**Given request**. Go through the listing and copy each line with the string "peças".

**Material for this exercise**.
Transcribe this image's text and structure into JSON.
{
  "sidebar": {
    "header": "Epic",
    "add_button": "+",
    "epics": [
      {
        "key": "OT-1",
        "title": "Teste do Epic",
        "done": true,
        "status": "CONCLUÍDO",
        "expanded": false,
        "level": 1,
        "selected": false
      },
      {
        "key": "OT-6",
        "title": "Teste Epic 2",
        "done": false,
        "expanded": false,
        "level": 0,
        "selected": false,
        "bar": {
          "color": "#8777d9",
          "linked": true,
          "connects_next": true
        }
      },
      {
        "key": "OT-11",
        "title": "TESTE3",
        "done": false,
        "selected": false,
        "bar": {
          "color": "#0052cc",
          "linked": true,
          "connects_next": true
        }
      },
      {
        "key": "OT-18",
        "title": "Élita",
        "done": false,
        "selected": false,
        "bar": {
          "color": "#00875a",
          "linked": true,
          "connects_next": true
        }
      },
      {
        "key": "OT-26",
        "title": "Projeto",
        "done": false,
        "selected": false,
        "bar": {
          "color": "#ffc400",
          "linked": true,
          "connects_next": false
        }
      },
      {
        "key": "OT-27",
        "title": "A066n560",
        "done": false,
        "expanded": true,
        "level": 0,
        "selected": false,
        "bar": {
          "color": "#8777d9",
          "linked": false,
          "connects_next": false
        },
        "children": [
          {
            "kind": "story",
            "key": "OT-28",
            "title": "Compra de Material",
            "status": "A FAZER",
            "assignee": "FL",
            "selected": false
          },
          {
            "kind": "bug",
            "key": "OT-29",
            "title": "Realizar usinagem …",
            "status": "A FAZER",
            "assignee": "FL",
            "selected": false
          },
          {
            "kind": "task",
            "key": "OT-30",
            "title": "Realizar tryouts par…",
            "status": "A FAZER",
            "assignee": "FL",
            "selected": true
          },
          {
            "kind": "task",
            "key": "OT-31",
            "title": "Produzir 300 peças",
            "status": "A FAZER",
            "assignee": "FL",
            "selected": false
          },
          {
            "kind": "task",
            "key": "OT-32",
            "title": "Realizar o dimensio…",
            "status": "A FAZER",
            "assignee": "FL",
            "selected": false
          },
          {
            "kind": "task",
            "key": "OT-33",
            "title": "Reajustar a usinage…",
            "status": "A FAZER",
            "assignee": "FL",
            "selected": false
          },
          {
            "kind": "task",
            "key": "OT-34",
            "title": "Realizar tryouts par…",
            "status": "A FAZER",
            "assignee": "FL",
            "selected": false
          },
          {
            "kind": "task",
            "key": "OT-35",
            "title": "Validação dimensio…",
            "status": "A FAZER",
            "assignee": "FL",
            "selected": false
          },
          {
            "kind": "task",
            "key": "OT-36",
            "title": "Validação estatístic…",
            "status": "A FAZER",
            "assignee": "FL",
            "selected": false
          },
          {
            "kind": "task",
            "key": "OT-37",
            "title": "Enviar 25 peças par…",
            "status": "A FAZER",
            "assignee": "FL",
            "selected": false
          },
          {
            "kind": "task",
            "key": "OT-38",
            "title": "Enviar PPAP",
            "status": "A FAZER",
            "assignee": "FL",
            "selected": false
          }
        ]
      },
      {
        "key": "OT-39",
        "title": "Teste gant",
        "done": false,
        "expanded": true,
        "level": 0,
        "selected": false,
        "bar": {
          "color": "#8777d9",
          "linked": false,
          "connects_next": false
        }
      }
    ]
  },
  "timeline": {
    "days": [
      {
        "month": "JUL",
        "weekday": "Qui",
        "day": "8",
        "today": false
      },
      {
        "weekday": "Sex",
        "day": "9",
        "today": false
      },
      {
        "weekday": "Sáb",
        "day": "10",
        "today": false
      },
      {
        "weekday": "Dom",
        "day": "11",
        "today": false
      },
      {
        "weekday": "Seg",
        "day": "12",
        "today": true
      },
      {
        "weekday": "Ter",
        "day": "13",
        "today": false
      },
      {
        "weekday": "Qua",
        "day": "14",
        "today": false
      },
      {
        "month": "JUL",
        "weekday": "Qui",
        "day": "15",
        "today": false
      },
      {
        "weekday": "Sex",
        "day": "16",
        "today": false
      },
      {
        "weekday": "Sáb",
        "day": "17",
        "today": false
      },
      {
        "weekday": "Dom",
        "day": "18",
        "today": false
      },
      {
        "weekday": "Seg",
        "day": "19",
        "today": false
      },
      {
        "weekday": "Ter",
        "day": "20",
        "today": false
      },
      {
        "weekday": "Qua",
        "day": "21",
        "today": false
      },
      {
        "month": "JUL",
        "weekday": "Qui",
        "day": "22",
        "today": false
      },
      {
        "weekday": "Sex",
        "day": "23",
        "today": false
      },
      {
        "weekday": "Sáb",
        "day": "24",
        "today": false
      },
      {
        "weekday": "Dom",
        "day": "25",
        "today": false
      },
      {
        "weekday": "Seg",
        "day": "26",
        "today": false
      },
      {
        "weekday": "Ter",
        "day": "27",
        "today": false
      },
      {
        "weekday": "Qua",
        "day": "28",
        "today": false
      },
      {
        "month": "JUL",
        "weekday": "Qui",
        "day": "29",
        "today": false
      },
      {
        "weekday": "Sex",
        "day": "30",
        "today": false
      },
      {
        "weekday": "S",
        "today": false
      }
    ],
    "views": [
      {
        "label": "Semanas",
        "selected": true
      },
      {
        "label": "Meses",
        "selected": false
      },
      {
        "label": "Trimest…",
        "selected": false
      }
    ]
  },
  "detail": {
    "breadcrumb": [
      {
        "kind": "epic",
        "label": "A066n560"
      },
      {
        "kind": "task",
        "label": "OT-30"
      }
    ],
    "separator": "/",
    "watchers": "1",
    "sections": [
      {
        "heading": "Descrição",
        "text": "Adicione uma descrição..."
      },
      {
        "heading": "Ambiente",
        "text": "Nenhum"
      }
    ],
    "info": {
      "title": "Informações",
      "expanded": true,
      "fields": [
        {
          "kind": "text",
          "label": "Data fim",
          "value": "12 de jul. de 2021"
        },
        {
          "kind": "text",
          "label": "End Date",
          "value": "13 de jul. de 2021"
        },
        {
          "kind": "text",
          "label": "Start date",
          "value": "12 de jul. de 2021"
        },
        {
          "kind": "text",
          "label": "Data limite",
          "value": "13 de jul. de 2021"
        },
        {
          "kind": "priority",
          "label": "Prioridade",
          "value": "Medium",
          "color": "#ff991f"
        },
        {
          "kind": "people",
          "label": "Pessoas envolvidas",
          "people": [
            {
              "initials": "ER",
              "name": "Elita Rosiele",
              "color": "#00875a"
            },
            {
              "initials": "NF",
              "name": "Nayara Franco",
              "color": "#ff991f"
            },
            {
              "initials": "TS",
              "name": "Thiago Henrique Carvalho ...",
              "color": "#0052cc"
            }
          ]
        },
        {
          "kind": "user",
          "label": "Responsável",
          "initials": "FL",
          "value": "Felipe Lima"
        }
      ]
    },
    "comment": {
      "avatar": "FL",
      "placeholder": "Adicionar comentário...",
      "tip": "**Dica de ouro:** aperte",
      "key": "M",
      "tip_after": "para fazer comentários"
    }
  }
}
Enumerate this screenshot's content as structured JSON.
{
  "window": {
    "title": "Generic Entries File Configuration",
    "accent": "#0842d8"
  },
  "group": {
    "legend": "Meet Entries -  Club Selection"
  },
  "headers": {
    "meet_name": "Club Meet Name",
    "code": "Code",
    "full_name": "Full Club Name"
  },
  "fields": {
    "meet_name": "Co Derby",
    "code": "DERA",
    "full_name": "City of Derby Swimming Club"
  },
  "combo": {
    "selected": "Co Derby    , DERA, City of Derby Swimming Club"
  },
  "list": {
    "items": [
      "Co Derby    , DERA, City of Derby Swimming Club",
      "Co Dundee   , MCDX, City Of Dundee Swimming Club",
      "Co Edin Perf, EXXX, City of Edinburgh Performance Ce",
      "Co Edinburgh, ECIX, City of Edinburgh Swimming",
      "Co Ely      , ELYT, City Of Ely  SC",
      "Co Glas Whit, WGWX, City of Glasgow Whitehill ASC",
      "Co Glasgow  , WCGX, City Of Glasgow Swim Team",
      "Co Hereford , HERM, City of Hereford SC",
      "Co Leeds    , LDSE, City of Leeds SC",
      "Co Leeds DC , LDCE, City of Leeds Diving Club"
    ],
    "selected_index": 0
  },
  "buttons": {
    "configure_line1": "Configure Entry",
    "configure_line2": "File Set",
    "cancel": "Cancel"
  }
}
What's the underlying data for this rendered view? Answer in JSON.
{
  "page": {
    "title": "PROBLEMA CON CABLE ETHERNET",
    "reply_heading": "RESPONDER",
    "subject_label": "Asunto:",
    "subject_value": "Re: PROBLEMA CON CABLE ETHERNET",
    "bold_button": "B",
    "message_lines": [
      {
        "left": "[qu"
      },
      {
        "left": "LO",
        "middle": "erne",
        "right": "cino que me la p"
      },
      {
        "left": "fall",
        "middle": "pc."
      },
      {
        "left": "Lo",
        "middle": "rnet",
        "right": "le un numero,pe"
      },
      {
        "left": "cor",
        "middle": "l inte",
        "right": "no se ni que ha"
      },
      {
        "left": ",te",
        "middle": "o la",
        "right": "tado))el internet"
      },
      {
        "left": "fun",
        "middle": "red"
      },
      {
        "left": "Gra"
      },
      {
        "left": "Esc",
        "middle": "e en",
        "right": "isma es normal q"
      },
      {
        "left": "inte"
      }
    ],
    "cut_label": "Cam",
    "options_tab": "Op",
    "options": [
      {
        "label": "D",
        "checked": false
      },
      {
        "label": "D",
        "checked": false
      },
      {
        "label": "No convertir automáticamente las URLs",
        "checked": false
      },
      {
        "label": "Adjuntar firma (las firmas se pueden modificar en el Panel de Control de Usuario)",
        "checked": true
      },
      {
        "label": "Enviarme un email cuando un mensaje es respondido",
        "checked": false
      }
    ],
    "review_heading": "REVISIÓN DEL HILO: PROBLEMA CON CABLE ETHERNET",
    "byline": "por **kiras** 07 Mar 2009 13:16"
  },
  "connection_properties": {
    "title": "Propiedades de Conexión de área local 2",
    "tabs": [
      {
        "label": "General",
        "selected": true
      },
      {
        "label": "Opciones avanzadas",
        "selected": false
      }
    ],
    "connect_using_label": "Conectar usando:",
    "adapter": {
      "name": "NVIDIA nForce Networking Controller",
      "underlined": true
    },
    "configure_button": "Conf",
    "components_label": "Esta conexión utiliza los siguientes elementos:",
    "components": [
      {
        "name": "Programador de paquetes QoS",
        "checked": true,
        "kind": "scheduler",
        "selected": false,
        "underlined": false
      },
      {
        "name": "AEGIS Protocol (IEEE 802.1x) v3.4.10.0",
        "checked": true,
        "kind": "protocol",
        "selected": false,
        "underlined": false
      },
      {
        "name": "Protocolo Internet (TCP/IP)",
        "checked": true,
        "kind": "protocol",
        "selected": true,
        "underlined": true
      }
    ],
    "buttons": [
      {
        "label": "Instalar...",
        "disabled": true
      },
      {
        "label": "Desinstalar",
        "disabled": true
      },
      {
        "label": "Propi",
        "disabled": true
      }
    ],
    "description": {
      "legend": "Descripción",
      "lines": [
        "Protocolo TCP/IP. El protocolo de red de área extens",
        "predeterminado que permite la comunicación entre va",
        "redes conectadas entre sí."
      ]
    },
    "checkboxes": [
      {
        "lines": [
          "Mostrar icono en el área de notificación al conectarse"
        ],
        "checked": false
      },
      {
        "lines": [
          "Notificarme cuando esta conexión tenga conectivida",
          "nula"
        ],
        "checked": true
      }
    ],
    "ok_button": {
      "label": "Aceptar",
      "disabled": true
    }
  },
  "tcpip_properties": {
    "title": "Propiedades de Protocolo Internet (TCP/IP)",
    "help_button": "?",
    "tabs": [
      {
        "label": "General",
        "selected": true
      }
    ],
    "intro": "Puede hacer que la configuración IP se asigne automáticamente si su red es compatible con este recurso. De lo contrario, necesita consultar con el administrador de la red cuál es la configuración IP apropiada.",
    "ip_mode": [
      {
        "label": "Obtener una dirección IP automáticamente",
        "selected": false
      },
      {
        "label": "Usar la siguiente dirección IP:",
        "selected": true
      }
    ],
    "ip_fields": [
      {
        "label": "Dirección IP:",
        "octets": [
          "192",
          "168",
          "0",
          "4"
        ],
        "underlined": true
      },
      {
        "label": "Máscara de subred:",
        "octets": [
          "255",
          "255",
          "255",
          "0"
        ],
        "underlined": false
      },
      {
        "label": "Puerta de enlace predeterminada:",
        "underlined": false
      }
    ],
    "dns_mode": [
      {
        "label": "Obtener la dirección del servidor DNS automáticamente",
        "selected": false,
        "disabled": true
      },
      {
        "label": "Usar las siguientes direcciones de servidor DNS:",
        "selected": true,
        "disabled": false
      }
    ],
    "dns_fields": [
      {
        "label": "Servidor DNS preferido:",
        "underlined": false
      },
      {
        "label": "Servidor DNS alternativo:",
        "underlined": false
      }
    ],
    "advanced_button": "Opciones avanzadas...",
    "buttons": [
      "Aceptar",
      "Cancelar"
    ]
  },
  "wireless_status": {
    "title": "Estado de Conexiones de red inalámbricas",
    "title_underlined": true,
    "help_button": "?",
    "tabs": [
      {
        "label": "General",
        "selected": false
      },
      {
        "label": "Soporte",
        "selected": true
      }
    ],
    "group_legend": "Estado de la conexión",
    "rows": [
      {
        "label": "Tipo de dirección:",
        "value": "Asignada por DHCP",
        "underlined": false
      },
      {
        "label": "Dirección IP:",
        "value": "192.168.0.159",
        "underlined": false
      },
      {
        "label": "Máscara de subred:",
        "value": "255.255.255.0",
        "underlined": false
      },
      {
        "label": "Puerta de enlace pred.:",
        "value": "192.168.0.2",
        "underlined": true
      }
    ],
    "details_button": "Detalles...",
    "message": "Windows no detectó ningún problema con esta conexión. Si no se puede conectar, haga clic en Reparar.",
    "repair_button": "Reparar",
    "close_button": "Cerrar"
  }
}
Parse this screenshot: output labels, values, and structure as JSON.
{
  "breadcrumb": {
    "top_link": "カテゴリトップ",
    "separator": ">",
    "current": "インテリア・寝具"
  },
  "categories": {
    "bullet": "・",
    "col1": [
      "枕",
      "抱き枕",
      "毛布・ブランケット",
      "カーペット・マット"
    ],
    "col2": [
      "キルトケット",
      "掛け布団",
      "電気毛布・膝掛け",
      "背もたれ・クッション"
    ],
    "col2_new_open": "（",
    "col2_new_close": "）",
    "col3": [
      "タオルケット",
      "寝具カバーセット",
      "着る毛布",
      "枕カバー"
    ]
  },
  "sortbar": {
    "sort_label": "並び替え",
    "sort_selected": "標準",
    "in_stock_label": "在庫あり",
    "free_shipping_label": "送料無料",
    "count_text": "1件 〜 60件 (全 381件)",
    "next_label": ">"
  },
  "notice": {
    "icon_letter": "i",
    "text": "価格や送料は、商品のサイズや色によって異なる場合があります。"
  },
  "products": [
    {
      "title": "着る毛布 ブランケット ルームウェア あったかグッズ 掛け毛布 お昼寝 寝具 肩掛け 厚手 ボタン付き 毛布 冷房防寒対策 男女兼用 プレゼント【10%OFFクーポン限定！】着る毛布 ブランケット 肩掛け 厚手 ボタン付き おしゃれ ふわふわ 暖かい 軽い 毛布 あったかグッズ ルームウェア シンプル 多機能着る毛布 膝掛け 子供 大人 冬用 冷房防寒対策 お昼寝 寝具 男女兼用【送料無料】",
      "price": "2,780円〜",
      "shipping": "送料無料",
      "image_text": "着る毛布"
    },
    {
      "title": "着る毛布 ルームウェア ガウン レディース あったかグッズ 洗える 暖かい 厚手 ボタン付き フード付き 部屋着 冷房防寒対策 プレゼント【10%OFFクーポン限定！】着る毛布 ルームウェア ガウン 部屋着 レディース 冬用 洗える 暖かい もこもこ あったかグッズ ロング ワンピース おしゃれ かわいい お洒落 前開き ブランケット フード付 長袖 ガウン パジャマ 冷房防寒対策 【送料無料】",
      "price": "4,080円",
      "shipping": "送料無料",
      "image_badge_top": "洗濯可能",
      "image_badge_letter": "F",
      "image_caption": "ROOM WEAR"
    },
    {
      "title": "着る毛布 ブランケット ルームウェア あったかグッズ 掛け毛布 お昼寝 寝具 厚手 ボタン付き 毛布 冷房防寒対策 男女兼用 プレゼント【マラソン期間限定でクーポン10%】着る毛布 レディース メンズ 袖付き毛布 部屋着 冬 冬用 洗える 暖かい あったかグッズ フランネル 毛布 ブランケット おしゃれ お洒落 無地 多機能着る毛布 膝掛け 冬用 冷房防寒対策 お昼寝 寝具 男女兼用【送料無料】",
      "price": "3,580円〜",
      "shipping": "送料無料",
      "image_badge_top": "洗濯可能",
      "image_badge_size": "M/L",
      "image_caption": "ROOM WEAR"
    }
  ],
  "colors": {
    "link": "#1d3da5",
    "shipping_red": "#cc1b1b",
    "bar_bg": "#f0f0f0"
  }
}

**Reply**.
            "title": "Produzir 300 peças",
            "title": "Enviar 25 peças par…",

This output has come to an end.